• WRITTEN TASK:
In the records that follow, locate every line with "this" and extract it.

• DATA SUPPLIED:
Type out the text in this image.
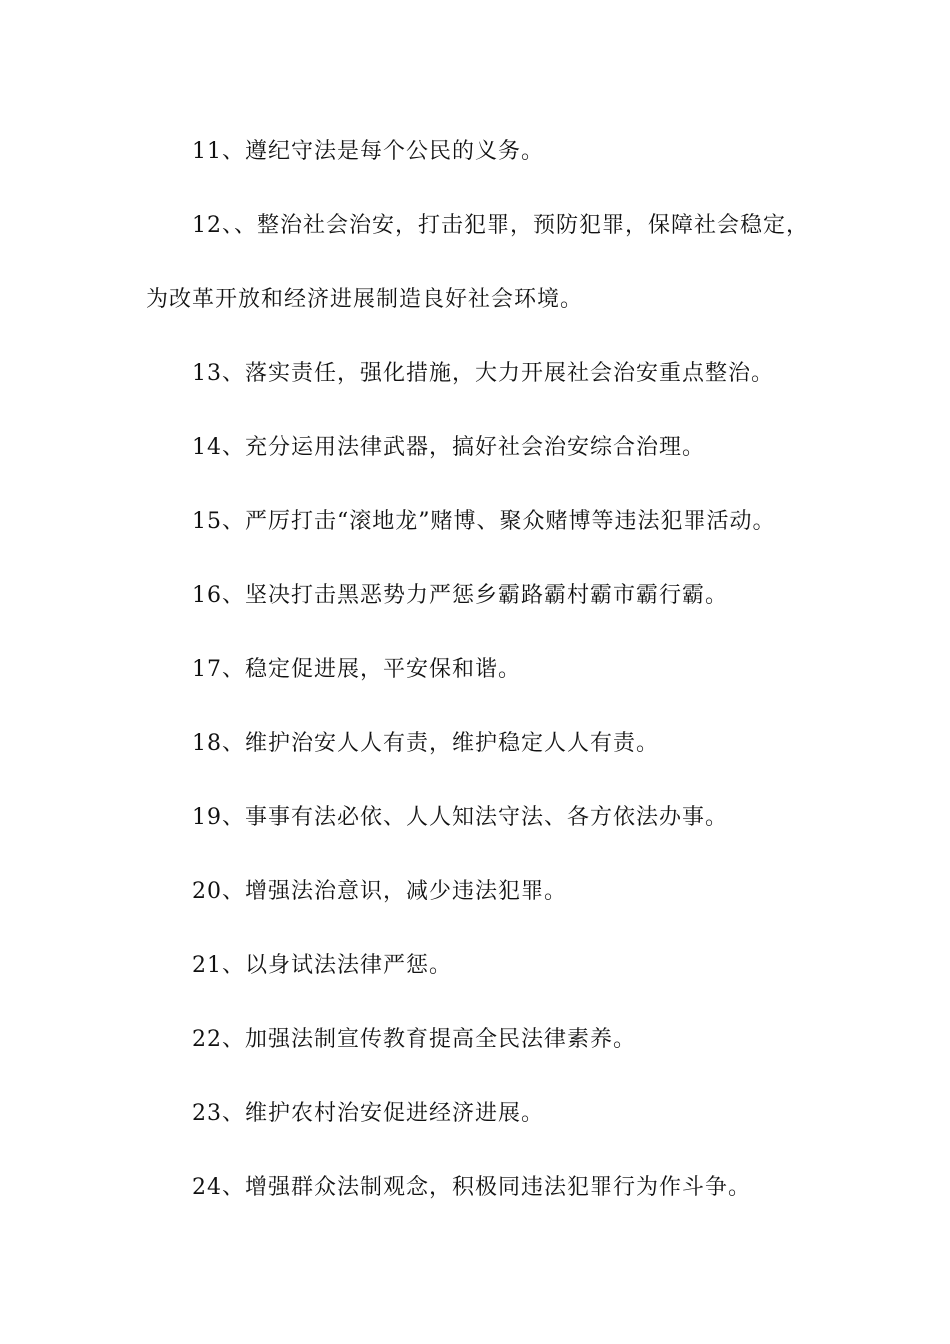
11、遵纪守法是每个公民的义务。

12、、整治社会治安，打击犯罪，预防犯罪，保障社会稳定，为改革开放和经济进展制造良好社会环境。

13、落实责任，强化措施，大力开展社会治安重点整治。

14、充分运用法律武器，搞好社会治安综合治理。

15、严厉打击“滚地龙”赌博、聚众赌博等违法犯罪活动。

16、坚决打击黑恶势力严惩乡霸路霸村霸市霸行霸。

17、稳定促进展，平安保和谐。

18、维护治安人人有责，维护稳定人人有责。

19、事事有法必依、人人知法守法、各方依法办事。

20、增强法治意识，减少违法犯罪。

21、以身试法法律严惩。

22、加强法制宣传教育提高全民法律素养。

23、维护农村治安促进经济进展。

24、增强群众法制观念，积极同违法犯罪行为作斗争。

* * *

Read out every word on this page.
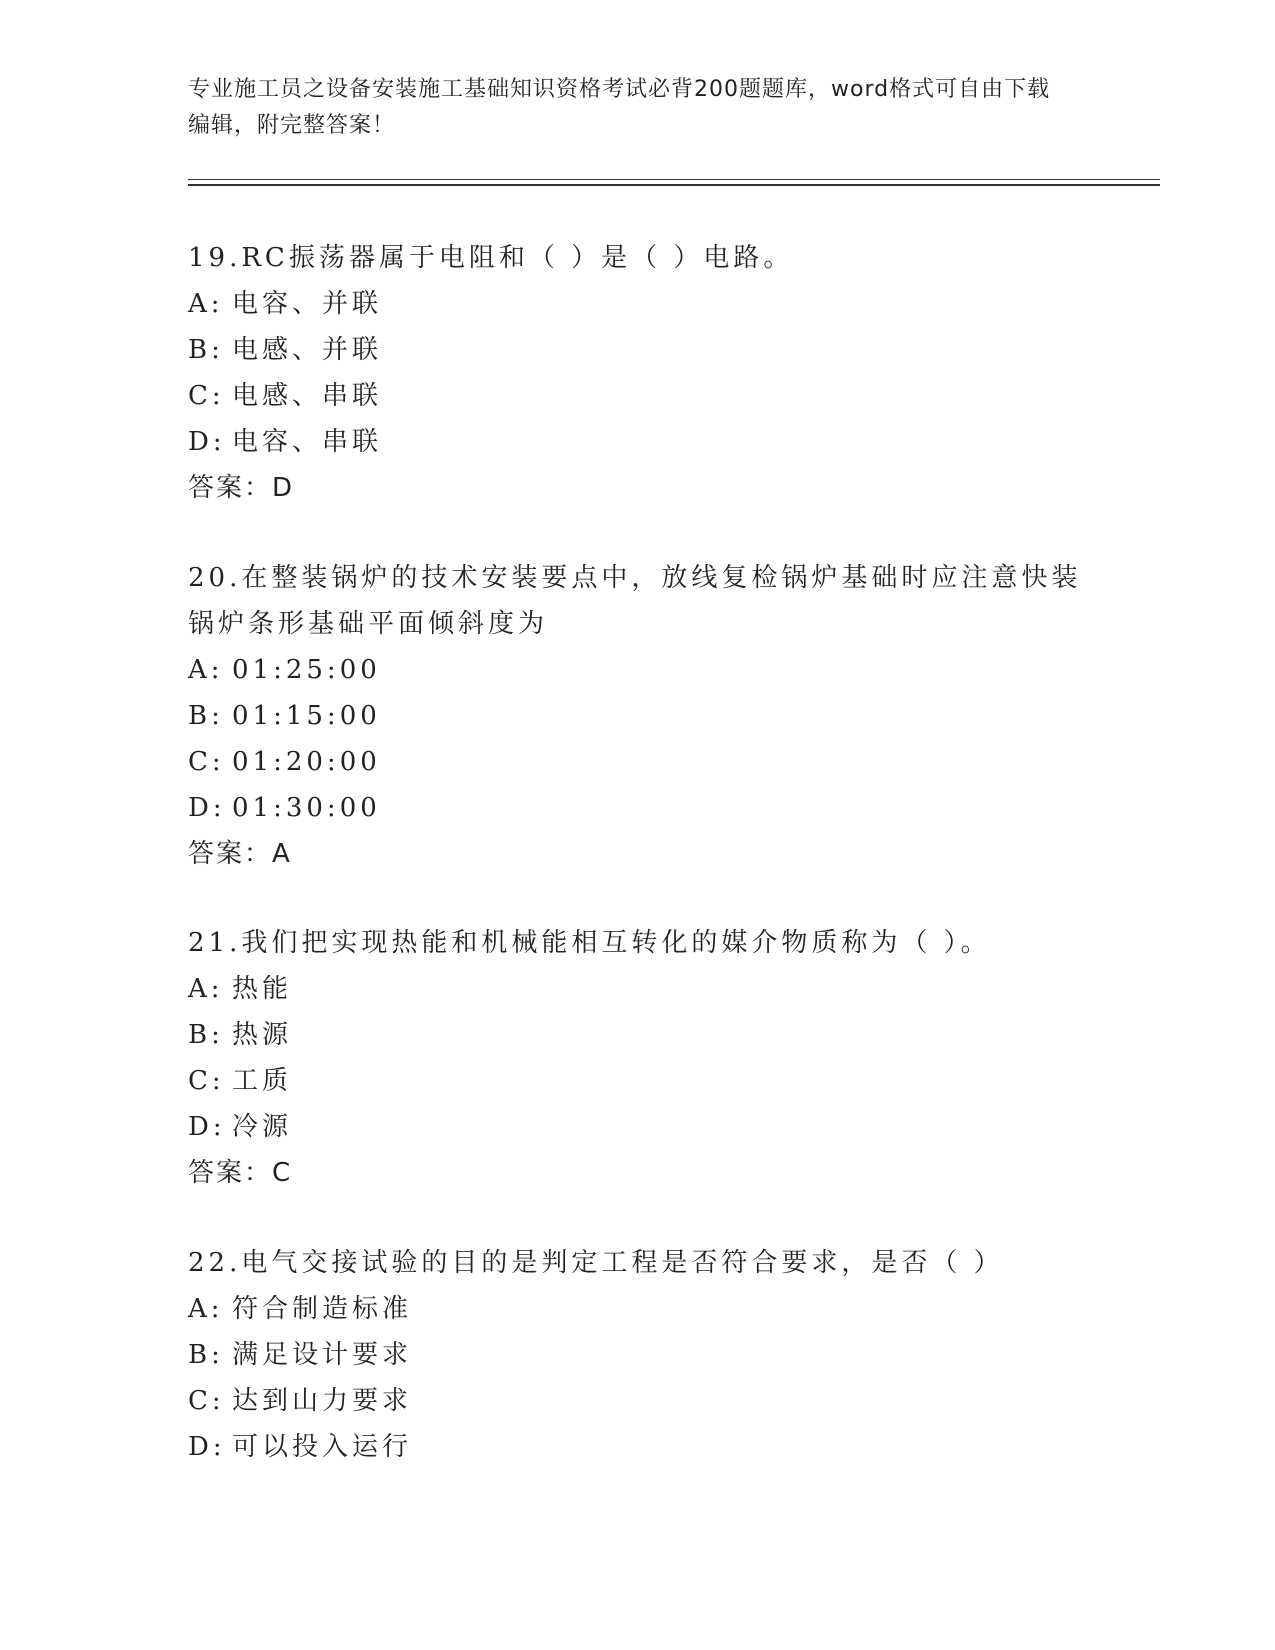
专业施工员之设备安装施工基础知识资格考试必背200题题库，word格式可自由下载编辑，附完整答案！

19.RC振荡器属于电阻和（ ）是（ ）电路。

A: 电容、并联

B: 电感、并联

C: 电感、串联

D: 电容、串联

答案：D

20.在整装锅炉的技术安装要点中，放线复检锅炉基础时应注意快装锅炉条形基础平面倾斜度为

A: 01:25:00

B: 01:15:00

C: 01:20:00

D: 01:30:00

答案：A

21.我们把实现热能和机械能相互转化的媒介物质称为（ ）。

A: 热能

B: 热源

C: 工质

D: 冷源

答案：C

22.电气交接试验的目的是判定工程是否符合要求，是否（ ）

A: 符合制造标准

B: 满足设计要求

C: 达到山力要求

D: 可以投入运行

• TASK SOLUTION:
Type out the text in this image.
Read out every word on this page.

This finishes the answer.